__Record extracts__.

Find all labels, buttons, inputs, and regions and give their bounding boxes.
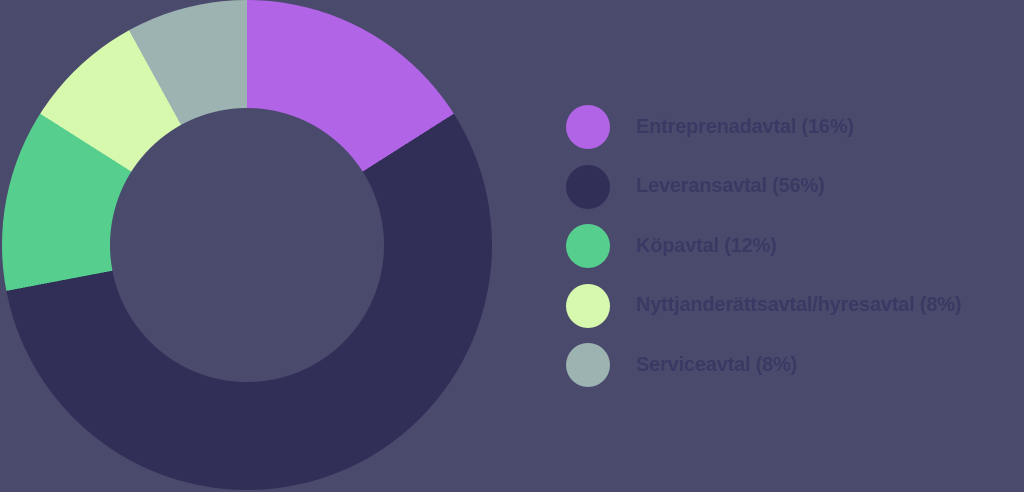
legend-item-kopavtal: Köpavtal (12%) — [566, 224, 961, 268]
legend-label: Leveransavtal (56%) — [636, 175, 825, 197]
legend-item-leveransavtal: Leveransavtal (56%) — [566, 164, 961, 209]
legend-item-nyttjanderattsavtal: Nyttjanderättsavtal/hyresavtal (8%) — [566, 283, 962, 328]
legend-item-serviceavtal: Serviceavtal (8%) — [566, 343, 961, 387]
legend-swatch-icon — [566, 224, 610, 268]
legend-item-entreprenadavtal: Entreprenadavtal (16%) — [566, 105, 961, 149]
donut-ring — [2, 0, 492, 490]
legend-label: Serviceavtal (8%) — [636, 353, 798, 376]
legend-label: Nyttjanderättsavtal/hyresavtal (8%) — [636, 294, 962, 316]
legend-swatch-icon — [566, 283, 610, 328]
donut-hole — [110, 108, 384, 382]
legend-swatch-icon — [566, 343, 610, 387]
legend-swatch-icon — [566, 164, 610, 209]
legend-label: Entreprenadavtal (16%) — [636, 115, 854, 138]
chart-legend: Entreprenadavtal (16%) Leveransavtal (56… — [566, 105, 962, 387]
legend-label: Köpavtal (12%) — [636, 234, 777, 257]
legend-swatch-icon — [566, 105, 610, 149]
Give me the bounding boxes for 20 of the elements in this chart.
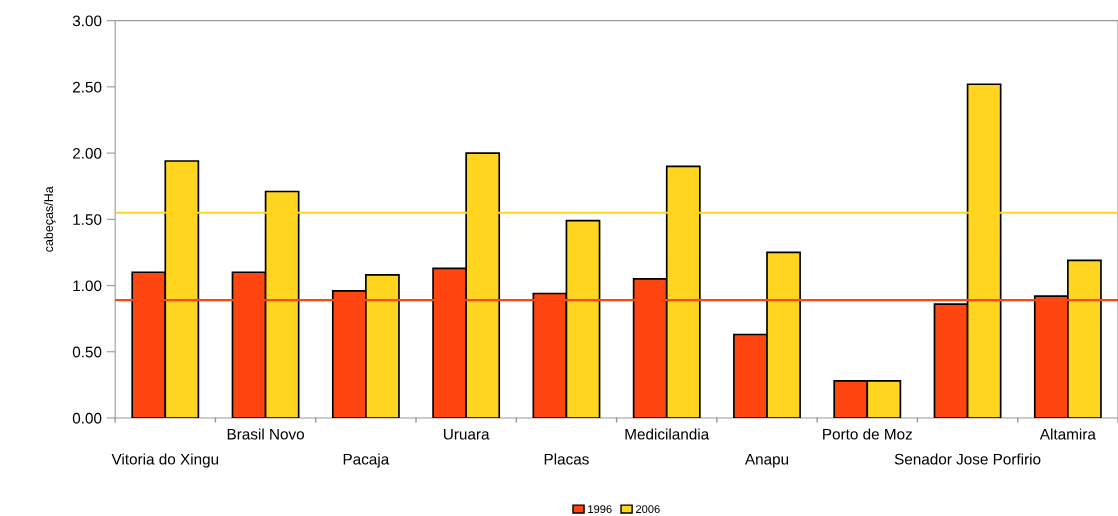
x-tick-label: Medicilandia (625, 428, 710, 440)
x-tick-label: Placas (544, 453, 589, 465)
y-axis-title: cabeças/Ha (43, 186, 56, 252)
y-tick-label: 0.00 (72, 412, 102, 424)
x-tick-label: Anapu (744, 453, 789, 468)
x-tick-label: Pacaja (343, 453, 390, 468)
x-tick-label: Brasil Novo (227, 428, 304, 440)
y-tick-label: 1.00 (73, 280, 102, 292)
legend-label: 1996 (588, 505, 612, 514)
y-tick-label: 1.50 (73, 214, 102, 225)
x-tick-label: Vitoria do Xingu (111, 453, 219, 468)
x-tick-label: Uruara (443, 428, 490, 440)
x-tick-label: Altamira (1039, 428, 1096, 440)
x-tick-label: Senador Jose Porfirio (894, 453, 1041, 465)
y-tick-label: 3.00 (72, 15, 102, 27)
legend-label: 2006 (636, 505, 660, 514)
y-tick-label: 2.00 (73, 147, 102, 159)
y-tick-label: 0.50 (72, 346, 102, 358)
x-tick-label: Porto de Moz (823, 428, 912, 440)
y-tick-label: 2.50 (73, 81, 102, 93)
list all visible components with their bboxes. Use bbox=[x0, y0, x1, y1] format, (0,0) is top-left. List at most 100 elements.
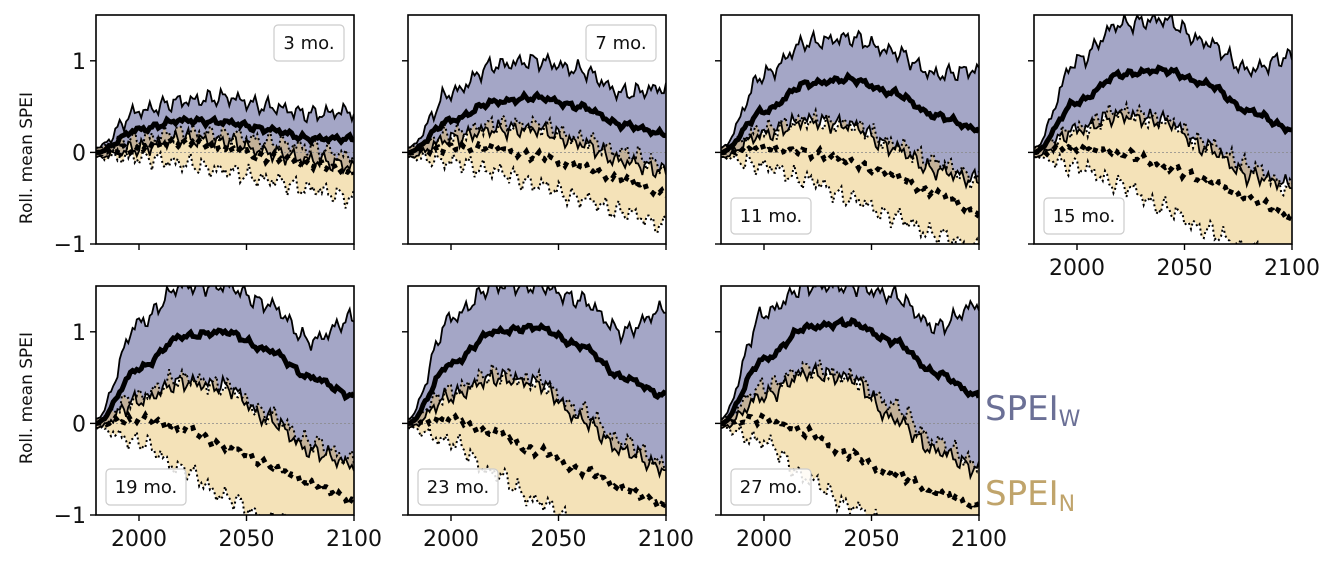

__Set task__. Convert the lines running from the one that contains "x-tick-label: Medicilandia (625, 428, 710, 440)" through the end of the items above, both ends included, into a JSON list of strings with one string per line and blank lines left out. Leave the pictures out of the answer.

__Correct response__.
[
  "x-tick-label: Medicilandia (625, 428, 710, 440)",
  "x-tick-label: Placas (544, 453, 589, 465)",
  "y-axis-title: cabeças/Ha (43, 186, 56, 252)",
  "y-tick-label: 0.00 (72, 412, 102, 424)",
  "x-tick-label: Anapu (744, 453, 789, 468)",
  "x-tick-label: Pacaja (343, 453, 390, 468)",
  "x-tick-label: Brasil Novo (227, 428, 304, 440)",
  "y-tick-label: 1.00 (73, 280, 102, 292)",
  "legend-label: 1996 (588, 505, 612, 514)",
  "y-tick-label: 1.50 (73, 214, 102, 225)",
  "x-tick-label: Vitoria do Xingu (111, 453, 219, 468)",
  "x-tick-label: Uruara (443, 428, 490, 440)",
  "x-tick-label: Altamira (1039, 428, 1096, 440)",
  "x-tick-label: Senador Jose Porfirio (894, 453, 1041, 465)",
  "y-tick-label: 3.00 (72, 15, 102, 27)",
  "legend-label: 2006 (636, 505, 660, 514)",
  "y-tick-label: 2.00 (73, 147, 102, 159)",
  "y-tick-label: 0.50 (72, 346, 102, 358)",
  "x-tick-label: Porto de Moz (823, 428, 912, 440)",
  "y-tick-label: 2.50 (73, 81, 102, 93)",
  "list all visible components with their bboxes. Use bbox=[x0, y0, x1, y1] format, (0,0) is top-left. List at most 100 elements."
]